Written request:
Type out the material below exactly.

Supplied material:

☆ ☆ ☆ ☆ ☆ ☆ ☆

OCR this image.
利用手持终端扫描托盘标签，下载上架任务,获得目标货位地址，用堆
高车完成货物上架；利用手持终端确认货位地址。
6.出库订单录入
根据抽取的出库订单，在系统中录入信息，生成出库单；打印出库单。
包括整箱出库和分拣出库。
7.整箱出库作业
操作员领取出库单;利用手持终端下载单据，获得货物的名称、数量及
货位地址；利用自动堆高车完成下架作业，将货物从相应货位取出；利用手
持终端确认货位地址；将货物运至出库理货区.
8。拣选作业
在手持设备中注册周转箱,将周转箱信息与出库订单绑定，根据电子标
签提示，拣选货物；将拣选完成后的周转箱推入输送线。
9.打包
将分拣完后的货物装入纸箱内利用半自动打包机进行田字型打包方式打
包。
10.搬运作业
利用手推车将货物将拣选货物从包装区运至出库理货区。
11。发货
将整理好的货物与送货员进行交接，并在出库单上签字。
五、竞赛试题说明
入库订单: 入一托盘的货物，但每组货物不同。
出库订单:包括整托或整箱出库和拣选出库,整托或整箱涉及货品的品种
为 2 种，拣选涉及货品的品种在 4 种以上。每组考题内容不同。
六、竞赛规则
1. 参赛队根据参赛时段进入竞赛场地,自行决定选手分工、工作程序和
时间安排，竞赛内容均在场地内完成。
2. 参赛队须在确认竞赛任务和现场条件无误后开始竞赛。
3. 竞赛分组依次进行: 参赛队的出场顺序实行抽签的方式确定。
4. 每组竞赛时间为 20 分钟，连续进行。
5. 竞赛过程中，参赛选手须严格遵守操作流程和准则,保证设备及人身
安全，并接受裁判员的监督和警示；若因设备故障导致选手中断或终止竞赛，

☆ ☆ ☆ ☆ ☆ ☆ ☆

Result of this task:
OCR this image.
利用手持终端扫描托盘标签，下载上架任务,获得目标货位地址，用堆
高车完成货物上架；利用手持终端确认货位地址。
6.出库订单录入
根据抽取的出库订单，在系统中录入信息，生成出库单；打印出库单。
包括整箱出库和分拣出库。
7.整箱出库作业
操作员领取出库单;利用手持终端下载单据，获得货物的名称、数量及
货位地址；利用自动堆高车完成下架作业，将货物从相应货位取出；利用手
持终端确认货位地址；将货物运至出库理货区.
8。拣选作业
在手持设备中注册周转箱,将周转箱信息与出库订单绑定，根据电子标
签提示，拣选货物；将拣选完成后的周转箱推入输送线。
9.打包
将分拣完后的货物装入纸箱内利用半自动打包机进行田字型打包方式打
包。
10.搬运作业
利用手推车将货物将拣选货物从包装区运至出库理货区。
11。发货
将整理好的货物与送货员进行交接，并在出库单上签字。
五、竞赛试题说明
入库订单: 入一托盘的货物，但每组货物不同。
出库订单:包括整托或整箱出库和拣选出库,整托或整箱涉及货品的品种
为 2 种，拣选涉及货品的品种在 4 种以上。每组考题内容不同。
六、竞赛规则
1. 参赛队根据参赛时段进入竞赛场地,自行决定选手分工、工作程序和
时间安排，竞赛内容均在场地内完成。
2. 参赛队须在确认竞赛任务和现场条件无误后开始竞赛。
3. 竞赛分组依次进行: 参赛队的出场顺序实行抽签的方式确定。
4. 每组竞赛时间为 20 分钟，连续进行。
5. 竞赛过程中，参赛选手须严格遵守操作流程和准则,保证设备及人身
安全，并接受裁判员的监督和警示；若因设备故障导致选手中断或终止竞赛，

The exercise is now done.